Dataset items

'''

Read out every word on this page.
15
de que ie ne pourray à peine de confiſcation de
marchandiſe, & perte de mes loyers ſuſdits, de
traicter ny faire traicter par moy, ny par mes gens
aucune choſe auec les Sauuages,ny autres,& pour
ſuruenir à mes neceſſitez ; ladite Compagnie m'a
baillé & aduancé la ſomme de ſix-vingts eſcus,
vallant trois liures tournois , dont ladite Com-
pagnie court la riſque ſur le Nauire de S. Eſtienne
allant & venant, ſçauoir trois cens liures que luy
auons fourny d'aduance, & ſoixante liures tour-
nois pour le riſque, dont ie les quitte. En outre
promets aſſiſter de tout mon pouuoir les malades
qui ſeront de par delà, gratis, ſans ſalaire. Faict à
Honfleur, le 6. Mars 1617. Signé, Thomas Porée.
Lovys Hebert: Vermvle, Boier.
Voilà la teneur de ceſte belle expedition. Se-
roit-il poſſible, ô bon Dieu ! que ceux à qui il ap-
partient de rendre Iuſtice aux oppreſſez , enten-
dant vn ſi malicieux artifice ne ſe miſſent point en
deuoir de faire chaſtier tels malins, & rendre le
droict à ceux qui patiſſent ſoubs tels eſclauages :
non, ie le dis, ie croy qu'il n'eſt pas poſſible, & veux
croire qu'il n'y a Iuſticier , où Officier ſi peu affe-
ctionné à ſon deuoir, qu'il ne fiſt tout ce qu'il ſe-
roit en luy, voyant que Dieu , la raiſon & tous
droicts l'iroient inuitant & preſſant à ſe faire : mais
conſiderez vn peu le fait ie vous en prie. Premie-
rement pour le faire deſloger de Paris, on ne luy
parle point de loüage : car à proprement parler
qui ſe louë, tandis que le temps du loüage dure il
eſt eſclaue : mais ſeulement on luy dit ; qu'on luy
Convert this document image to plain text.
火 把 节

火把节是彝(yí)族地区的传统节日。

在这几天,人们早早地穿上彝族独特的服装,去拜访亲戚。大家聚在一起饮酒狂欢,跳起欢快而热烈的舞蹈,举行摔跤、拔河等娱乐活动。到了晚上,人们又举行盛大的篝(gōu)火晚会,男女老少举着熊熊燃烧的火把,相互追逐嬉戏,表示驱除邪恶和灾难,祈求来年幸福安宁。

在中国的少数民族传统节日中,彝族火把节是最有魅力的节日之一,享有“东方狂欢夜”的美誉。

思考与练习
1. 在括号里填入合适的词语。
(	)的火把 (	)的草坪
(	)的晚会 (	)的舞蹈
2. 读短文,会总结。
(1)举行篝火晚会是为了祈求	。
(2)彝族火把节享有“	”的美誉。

'''

# [Instructions for the task]
Every entry in the listing must be retyped exactly.

# [Problem solution]
Read out every word on this page.
15
de que ie ne pourray à peine de confiſcation de
marchandiſe, & perte de mes loyers ſuſdits, de
traicter ny faire traicter par moy, ny par mes gens
aucune choſe auec les Sauuages,ny autres,& pour
ſuruenir à mes neceſſitez ; ladite Compagnie m'a
baillé & aduancé la ſomme de ſix-vingts eſcus,
vallant trois liures tournois , dont ladite Com-
pagnie court la riſque ſur le Nauire de S. Eſtienne
allant & venant, ſçauoir trois cens liures que luy
auons fourny d'aduance, & ſoixante liures tour-
nois pour le riſque, dont ie les quitte. En outre
promets aſſiſter de tout mon pouuoir les malades
qui ſeront de par delà, gratis, ſans ſalaire. Faict à
Honfleur, le 6. Mars 1617. Signé, Thomas Porée.
Lovys Hebert: Vermvle, Boier.
Voilà la teneur de ceſte belle expedition. Se-
roit-il poſſible, ô bon Dieu ! que ceux à qui il ap-
partient de rendre Iuſtice aux oppreſſez , enten-
dant vn ſi malicieux artifice ne ſe miſſent point en
deuoir de faire chaſtier tels malins, & rendre le
droict à ceux qui patiſſent ſoubs tels eſclauages :
non, ie le dis, ie croy qu'il n'eſt pas poſſible, & veux
croire qu'il n'y a Iuſticier , où Officier ſi peu affe-
ctionné à ſon deuoir, qu'il ne fiſt tout ce qu'il ſe-
roit en luy, voyant que Dieu , la raiſon & tous
droicts l'iroient inuitant & preſſant à ſe faire : mais
conſiderez vn peu le fait ie vous en prie. Premie-
rement pour le faire deſloger de Paris, on ne luy
parle point de loüage : car à proprement parler
qui ſe louë, tandis que le temps du loüage dure il
eſt eſclaue : mais ſeulement on luy dit ; qu'on luy
Convert this document image to plain text.
火 把 节

火把节是彝(yí)族地区的传统节日。

在这几天,人们早早地穿上彝族独特的服装,去拜访亲戚。大家聚在一起饮酒狂欢,跳起欢快而热烈的舞蹈,举行摔跤、拔河等娱乐活动。到了晚上,人们又举行盛大的篝(gōu)火晚会,男女老少举着熊熊燃烧的火把,相互追逐嬉戏,表示驱除邪恶和灾难,祈求来年幸福安宁。

在中国的少数民族传统节日中,彝族火把节是最有魅力的节日之一,享有“东方狂欢夜”的美誉。

思考与练习
1. 在括号里填入合适的词语。
(	)的火把 (	)的草坪
(	)的晚会 (	)的舞蹈
2. 读短文,会总结。
(1)举行篝火晚会是为了祈求	。
(2)彝族火把节享有“	”的美誉。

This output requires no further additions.